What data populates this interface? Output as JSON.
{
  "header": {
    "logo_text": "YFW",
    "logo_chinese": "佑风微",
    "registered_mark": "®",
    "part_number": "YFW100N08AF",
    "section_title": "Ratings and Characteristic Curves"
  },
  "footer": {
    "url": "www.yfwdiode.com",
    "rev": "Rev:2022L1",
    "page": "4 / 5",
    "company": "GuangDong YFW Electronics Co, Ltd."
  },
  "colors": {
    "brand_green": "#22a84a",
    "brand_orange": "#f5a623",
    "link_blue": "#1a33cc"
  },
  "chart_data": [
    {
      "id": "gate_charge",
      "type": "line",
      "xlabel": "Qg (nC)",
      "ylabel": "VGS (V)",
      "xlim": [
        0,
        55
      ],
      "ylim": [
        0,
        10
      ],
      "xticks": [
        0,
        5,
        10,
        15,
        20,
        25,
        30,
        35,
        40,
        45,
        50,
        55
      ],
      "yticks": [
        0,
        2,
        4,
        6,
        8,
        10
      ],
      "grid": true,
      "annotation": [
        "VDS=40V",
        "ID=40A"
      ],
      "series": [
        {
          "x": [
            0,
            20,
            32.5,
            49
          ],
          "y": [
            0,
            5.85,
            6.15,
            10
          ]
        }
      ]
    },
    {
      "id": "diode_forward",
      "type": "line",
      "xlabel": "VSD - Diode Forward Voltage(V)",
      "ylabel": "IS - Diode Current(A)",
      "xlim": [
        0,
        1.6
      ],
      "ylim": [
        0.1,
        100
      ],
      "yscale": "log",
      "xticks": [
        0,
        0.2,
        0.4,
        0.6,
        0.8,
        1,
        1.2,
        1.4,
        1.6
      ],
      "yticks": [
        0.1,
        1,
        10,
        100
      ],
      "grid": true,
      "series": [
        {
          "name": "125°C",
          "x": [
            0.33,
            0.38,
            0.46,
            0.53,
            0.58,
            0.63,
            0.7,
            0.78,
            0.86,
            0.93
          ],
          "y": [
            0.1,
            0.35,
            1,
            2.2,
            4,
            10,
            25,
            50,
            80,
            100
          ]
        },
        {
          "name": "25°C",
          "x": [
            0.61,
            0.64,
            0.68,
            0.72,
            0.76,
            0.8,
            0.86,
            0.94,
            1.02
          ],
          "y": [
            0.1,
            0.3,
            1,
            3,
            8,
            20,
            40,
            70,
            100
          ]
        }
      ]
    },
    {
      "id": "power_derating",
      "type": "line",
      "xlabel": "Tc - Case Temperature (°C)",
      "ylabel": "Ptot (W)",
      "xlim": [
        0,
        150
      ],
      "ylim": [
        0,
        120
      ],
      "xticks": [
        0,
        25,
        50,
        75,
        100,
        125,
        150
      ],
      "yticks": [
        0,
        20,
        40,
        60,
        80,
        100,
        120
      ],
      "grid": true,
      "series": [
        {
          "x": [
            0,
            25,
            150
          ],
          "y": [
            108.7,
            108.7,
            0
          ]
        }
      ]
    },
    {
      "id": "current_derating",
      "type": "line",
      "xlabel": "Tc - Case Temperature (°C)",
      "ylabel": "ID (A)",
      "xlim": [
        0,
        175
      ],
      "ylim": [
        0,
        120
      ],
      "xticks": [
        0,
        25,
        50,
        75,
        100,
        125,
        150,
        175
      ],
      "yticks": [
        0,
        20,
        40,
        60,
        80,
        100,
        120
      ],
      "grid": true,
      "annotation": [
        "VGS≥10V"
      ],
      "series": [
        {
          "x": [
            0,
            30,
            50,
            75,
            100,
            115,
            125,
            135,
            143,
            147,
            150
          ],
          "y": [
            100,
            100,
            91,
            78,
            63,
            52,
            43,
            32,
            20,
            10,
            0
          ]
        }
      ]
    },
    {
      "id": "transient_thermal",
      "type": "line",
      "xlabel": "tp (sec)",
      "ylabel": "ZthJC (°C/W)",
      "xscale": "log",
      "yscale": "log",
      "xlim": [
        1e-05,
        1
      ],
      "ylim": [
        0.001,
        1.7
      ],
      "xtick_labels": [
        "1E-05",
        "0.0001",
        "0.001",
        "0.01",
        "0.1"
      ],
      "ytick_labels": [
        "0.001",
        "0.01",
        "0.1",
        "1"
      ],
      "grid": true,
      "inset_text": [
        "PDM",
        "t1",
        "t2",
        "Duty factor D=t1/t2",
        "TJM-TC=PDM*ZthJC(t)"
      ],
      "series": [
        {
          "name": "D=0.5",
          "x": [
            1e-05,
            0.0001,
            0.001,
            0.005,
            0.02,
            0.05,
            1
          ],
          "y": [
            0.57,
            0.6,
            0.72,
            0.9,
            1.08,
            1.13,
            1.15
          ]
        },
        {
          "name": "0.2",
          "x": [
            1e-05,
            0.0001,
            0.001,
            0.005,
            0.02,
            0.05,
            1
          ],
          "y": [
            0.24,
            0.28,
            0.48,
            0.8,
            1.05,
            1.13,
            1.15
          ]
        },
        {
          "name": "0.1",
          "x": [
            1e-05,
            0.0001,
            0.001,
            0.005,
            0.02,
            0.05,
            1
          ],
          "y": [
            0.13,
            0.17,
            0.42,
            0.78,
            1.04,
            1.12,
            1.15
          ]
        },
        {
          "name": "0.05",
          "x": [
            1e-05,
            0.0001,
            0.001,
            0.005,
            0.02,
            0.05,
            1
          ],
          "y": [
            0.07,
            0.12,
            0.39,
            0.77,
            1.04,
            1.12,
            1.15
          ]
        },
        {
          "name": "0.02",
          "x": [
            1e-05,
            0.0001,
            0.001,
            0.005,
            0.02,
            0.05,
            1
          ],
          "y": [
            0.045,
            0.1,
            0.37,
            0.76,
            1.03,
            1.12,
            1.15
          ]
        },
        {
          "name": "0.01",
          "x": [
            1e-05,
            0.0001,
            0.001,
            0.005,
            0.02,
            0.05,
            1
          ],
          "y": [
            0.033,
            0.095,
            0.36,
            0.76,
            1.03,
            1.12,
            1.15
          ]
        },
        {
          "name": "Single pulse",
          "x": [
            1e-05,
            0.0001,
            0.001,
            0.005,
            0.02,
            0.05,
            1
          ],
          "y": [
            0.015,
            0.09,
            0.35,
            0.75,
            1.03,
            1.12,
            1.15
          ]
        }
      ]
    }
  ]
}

-*-

## Instruction
Write down every line of the data exactly as it appears above.

## Full output
What data populates this interface? Output as JSON.
{
  "header": {
    "logo_text": "YFW",
    "logo_chinese": "佑风微",
    "registered_mark": "®",
    "part_number": "YFW100N08AF",
    "section_title": "Ratings and Characteristic Curves"
  },
  "footer": {
    "url": "www.yfwdiode.com",
    "rev": "Rev:2022L1",
    "page": "4 / 5",
    "company": "GuangDong YFW Electronics Co, Ltd."
  },
  "colors": {
    "brand_green": "#22a84a",
    "brand_orange": "#f5a623",
    "link_blue": "#1a33cc"
  },
  "chart_data": [
    {
      "id": "gate_charge",
      "type": "line",
      "xlabel": "Qg (nC)",
      "ylabel": "VGS (V)",
      "xlim": [
        0,
        55
      ],
      "ylim": [
        0,
        10
      ],
      "xticks": [
        0,
        5,
        10,
        15,
        20,
        25,
        30,
        35,
        40,
        45,
        50,
        55
      ],
      "yticks": [
        0,
        2,
        4,
        6,
        8,
        10
      ],
      "grid": true,
      "annotation": [
        "VDS=40V",
        "ID=40A"
      ],
      "series": [
        {
          "x": [
            0,
            20,
            32.5,
            49
          ],
          "y": [
            0,
            5.85,
            6.15,
            10
          ]
        }
      ]
    },
    {
      "id": "diode_forward",
      "type": "line",
      "xlabel": "VSD - Diode Forward Voltage(V)",
      "ylabel": "IS - Diode Current(A)",
      "xlim": [
        0,
        1.6
      ],
      "ylim": [
        0.1,
        100
      ],
      "yscale": "log",
      "xticks": [
        0,
        0.2,
        0.4,
        0.6,
        0.8,
        1,
        1.2,
        1.4,
        1.6
      ],
      "yticks": [
        0.1,
        1,
        10,
        100
      ],
      "grid": true,
      "series": [
        {
          "name": "125°C",
          "x": [
            0.33,
            0.38,
            0.46,
            0.53,
            0.58,
            0.63,
            0.7,
            0.78,
            0.86,
            0.93
          ],
          "y": [
            0.1,
            0.35,
            1,
            2.2,
            4,
            10,
            25,
            50,
            80,
            100
          ]
        },
        {
          "name": "25°C",
          "x": [
            0.61,
            0.64,
            0.68,
            0.72,
            0.76,
            0.8,
            0.86,
            0.94,
            1.02
          ],
          "y": [
            0.1,
            0.3,
            1,
            3,
            8,
            20,
            40,
            70,
            100
          ]
        }
      ]
    },
    {
      "id": "power_derating",
      "type": "line",
      "xlabel": "Tc - Case Temperature (°C)",
      "ylabel": "Ptot (W)",
      "xlim": [
        0,
        150
      ],
      "ylim": [
        0,
        120
      ],
      "xticks": [
        0,
        25,
        50,
        75,
        100,
        125,
        150
      ],
      "yticks": [
        0,
        20,
        40,
        60,
        80,
        100,
        120
      ],
      "grid": true,
      "series": [
        {
          "x": [
            0,
            25,
            150
          ],
          "y": [
            108.7,
            108.7,
            0
          ]
        }
      ]
    },
    {
      "id": "current_derating",
      "type": "line",
      "xlabel": "Tc - Case Temperature (°C)",
      "ylabel": "ID (A)",
      "xlim": [
        0,
        175
      ],
      "ylim": [
        0,
        120
      ],
      "xticks": [
        0,
        25,
        50,
        75,
        100,
        125,
        150,
        175
      ],
      "yticks": [
        0,
        20,
        40,
        60,
        80,
        100,
        120
      ],
      "grid": true,
      "annotation": [
        "VGS≥10V"
      ],
      "series": [
        {
          "x": [
            0,
            30,
            50,
            75,
            100,
            115,
            125,
            135,
            143,
            147,
            150
          ],
          "y": [
            100,
            100,
            91,
            78,
            63,
            52,
            43,
            32,
            20,
            10,
            0
          ]
        }
      ]
    },
    {
      "id": "transient_thermal",
      "type": "line",
      "xlabel": "tp (sec)",
      "ylabel": "ZthJC (°C/W)",
      "xscale": "log",
      "yscale": "log",
      "xlim": [
        1e-05,
        1
      ],
      "ylim": [
        0.001,
        1.7
      ],
      "xtick_labels": [
        "1E-05",
        "0.0001",
        "0.001",
        "0.01",
        "0.1"
      ],
      "ytick_labels": [
        "0.001",
        "0.01",
        "0.1",
        "1"
      ],
      "grid": true,
      "inset_text": [
        "PDM",
        "t1",
        "t2",
        "Duty factor D=t1/t2",
        "TJM-TC=PDM*ZthJC(t)"
      ],
      "series": [
        {
          "name": "D=0.5",
          "x": [
            1e-05,
            0.0001,
            0.001,
            0.005,
            0.02,
            0.05,
            1
          ],
          "y": [
            0.57,
            0.6,
            0.72,
            0.9,
            1.08,
            1.13,
            1.15
          ]
        },
        {
          "name": "0.2",
          "x": [
            1e-05,
            0.0001,
            0.001,
            0.005,
            0.02,
            0.05,
            1
          ],
          "y": [
            0.24,
            0.28,
            0.48,
            0.8,
            1.05,
            1.13,
            1.15
          ]
        },
        {
          "name": "0.1",
          "x": [
            1e-05,
            0.0001,
            0.001,
            0.005,
            0.02,
            0.05,
            1
          ],
          "y": [
            0.13,
            0.17,
            0.42,
            0.78,
            1.04,
            1.12,
            1.15
          ]
        },
        {
          "name": "0.05",
          "x": [
            1e-05,
            0.0001,
            0.001,
            0.005,
            0.02,
            0.05,
            1
          ],
          "y": [
            0.07,
            0.12,
            0.39,
            0.77,
            1.04,
            1.12,
            1.15
          ]
        },
        {
          "name": "0.02",
          "x": [
            1e-05,
            0.0001,
            0.001,
            0.005,
            0.02,
            0.05,
            1
          ],
          "y": [
            0.045,
            0.1,
            0.37,
            0.76,
            1.03,
            1.12,
            1.15
          ]
        },
        {
          "name": "0.01",
          "x": [
            1e-05,
            0.0001,
            0.001,
            0.005,
            0.02,
            0.05,
            1
          ],
          "y": [
            0.033,
            0.095,
            0.36,
            0.76,
            1.03,
            1.12,
            1.15
          ]
        },
        {
          "name": "Single pulse",
          "x": [
            1e-05,
            0.0001,
            0.001,
            0.005,
            0.02,
            0.05,
            1
          ],
          "y": [
            0.015,
            0.09,
            0.35,
            0.75,
            1.03,
            1.12,
            1.15
          ]
        }
      ]
    }
  ]
}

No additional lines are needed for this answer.